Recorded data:

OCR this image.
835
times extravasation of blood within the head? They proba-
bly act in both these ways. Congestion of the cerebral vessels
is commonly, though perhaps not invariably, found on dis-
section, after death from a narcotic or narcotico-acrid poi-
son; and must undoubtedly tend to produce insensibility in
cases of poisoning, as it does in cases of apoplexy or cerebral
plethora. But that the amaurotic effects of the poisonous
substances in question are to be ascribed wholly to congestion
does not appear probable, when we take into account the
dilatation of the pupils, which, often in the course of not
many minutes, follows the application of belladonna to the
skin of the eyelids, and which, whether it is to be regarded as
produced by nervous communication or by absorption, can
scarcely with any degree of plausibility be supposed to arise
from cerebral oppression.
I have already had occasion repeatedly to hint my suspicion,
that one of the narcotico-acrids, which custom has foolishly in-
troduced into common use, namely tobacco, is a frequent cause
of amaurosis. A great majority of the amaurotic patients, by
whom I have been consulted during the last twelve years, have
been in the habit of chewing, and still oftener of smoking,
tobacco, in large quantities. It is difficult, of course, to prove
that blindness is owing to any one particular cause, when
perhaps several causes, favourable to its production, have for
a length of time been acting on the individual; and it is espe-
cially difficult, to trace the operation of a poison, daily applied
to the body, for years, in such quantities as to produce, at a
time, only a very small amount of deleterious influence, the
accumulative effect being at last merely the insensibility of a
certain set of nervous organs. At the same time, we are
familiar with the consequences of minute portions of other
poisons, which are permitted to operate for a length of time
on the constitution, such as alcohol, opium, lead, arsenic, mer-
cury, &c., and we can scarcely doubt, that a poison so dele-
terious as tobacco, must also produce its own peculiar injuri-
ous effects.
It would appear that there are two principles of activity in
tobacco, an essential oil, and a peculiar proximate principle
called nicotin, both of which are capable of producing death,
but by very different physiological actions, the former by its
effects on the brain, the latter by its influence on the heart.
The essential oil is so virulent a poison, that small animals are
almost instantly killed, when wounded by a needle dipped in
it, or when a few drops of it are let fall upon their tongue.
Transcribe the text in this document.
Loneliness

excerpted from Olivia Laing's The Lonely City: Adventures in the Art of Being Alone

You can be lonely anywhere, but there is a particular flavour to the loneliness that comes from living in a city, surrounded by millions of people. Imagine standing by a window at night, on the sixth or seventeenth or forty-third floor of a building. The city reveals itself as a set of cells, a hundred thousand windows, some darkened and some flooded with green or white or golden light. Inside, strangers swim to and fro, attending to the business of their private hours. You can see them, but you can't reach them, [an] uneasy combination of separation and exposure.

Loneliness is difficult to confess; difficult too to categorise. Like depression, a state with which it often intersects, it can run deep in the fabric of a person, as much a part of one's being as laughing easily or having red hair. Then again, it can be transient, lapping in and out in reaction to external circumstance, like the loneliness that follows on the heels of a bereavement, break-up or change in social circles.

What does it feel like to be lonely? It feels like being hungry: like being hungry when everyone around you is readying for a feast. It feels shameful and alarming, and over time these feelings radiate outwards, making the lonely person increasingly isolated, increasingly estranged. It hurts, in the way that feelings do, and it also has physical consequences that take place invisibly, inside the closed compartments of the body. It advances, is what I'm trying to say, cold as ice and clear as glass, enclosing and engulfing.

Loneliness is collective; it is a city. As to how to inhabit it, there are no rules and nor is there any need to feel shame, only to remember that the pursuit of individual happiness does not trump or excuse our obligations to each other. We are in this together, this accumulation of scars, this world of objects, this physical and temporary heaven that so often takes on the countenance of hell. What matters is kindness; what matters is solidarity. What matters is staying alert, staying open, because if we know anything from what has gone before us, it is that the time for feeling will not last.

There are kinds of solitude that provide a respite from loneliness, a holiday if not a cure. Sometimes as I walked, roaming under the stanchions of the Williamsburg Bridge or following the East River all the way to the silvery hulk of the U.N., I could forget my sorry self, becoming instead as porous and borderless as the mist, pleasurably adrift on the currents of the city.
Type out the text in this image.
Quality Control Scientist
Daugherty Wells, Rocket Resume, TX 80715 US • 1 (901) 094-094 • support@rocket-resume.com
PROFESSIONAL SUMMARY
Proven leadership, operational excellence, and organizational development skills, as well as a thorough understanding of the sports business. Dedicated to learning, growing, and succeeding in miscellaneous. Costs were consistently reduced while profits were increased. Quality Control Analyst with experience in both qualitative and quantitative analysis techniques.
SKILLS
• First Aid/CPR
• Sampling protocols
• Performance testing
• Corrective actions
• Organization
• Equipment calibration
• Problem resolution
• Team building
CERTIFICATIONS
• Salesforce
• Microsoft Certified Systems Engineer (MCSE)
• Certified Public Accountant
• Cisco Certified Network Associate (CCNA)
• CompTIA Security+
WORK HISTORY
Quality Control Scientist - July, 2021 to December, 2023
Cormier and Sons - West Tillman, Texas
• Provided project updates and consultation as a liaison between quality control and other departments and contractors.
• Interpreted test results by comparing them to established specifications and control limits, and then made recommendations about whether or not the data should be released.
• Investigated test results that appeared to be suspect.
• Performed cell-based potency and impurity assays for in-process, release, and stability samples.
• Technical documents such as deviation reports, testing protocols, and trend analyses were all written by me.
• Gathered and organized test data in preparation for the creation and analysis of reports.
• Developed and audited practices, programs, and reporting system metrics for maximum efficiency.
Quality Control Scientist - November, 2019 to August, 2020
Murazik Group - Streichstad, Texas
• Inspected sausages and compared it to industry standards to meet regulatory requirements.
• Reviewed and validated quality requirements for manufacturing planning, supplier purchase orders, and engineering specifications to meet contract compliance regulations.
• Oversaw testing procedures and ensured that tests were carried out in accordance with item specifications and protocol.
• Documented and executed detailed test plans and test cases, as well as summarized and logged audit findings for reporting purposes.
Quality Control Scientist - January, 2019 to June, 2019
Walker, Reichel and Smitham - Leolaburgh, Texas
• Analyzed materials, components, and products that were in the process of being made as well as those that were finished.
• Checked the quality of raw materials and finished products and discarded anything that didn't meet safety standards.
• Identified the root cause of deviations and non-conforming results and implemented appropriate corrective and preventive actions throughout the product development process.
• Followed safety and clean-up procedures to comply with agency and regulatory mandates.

What you will do:
Which lines in the entries above contain "image"? Pull each of them out.

Response box:
OCR this image.
Type out the text in this image.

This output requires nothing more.